▶ [Available records]:
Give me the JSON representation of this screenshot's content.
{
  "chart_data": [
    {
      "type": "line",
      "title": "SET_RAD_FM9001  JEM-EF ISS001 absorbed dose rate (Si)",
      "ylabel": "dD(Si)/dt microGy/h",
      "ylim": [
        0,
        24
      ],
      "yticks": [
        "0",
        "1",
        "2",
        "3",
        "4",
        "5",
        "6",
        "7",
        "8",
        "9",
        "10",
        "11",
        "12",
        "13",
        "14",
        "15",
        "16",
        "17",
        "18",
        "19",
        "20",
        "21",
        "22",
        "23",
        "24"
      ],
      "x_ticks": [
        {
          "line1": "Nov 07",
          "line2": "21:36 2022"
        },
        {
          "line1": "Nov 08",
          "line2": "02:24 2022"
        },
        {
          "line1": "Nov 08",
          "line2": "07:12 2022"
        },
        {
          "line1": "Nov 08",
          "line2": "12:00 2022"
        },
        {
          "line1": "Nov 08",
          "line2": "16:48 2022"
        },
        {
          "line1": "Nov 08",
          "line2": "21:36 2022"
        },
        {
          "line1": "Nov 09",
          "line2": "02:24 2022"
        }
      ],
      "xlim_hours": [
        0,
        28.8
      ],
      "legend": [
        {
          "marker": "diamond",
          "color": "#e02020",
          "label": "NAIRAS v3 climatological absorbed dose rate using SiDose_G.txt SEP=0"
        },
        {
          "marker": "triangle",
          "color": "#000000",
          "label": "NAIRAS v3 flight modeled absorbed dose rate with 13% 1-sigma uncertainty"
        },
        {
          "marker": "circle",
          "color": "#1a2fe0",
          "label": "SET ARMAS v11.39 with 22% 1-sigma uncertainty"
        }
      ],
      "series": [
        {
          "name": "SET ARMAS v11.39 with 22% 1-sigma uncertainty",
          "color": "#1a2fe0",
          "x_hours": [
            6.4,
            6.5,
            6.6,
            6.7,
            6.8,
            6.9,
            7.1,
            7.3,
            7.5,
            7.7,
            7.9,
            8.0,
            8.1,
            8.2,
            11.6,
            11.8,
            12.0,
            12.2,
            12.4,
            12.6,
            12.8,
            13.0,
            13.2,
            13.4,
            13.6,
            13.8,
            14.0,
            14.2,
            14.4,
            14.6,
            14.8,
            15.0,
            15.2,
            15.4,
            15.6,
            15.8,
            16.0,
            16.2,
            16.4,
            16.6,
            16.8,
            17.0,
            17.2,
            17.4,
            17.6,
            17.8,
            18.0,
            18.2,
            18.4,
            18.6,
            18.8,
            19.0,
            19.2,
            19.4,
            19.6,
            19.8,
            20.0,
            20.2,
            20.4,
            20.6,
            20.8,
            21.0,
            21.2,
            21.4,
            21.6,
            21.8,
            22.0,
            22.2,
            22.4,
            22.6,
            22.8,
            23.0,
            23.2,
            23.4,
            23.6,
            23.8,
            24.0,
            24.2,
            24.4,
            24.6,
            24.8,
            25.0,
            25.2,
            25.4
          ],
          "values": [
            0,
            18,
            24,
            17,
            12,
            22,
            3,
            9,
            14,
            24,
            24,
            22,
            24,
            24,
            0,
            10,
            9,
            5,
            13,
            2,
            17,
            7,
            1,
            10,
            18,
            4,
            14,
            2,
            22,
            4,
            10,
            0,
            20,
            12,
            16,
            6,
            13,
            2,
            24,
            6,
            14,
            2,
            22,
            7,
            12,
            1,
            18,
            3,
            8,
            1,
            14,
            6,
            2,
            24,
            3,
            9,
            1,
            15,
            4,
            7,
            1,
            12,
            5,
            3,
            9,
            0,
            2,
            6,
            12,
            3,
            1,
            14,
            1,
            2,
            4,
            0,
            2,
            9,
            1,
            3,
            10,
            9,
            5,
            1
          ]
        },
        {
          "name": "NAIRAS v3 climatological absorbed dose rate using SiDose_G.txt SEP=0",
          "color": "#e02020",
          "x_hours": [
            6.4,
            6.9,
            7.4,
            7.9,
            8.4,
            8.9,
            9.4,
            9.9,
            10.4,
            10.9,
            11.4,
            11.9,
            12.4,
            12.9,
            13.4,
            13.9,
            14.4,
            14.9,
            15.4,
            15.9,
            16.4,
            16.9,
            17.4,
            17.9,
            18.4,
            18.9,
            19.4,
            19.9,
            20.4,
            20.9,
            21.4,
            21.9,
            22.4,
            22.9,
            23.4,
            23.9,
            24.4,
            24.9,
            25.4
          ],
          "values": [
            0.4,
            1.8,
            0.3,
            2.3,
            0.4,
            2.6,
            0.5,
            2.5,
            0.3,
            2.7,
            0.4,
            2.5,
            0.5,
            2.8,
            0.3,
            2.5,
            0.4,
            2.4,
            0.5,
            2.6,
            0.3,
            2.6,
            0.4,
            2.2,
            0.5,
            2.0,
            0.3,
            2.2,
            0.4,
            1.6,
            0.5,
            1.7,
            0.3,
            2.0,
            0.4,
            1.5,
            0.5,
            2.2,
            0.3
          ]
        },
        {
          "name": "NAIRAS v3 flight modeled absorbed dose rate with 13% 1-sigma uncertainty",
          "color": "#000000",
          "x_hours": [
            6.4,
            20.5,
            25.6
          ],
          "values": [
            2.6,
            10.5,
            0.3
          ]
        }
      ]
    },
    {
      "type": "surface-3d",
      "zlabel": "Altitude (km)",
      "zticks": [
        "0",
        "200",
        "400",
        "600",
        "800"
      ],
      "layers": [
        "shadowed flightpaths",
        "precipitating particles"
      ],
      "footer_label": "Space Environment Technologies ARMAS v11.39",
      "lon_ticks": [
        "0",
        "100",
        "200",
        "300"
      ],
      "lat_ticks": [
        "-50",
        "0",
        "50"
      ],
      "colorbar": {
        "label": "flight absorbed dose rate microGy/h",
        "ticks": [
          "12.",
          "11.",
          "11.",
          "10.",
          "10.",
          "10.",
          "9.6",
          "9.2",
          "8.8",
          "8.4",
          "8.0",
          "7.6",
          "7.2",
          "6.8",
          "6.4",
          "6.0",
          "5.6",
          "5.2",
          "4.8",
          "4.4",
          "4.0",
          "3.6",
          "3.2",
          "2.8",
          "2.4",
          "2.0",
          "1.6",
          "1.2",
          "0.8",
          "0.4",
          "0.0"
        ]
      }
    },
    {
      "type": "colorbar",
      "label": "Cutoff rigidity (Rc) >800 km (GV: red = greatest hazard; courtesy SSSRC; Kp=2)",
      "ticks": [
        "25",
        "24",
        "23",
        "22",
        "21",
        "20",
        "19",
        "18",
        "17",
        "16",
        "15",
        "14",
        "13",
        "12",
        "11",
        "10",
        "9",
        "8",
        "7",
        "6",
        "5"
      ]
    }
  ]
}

▶ [What to work on]: Work out how many lines in the records above contain the word "absorbed", and give only that number.

▶ [Output below]: 6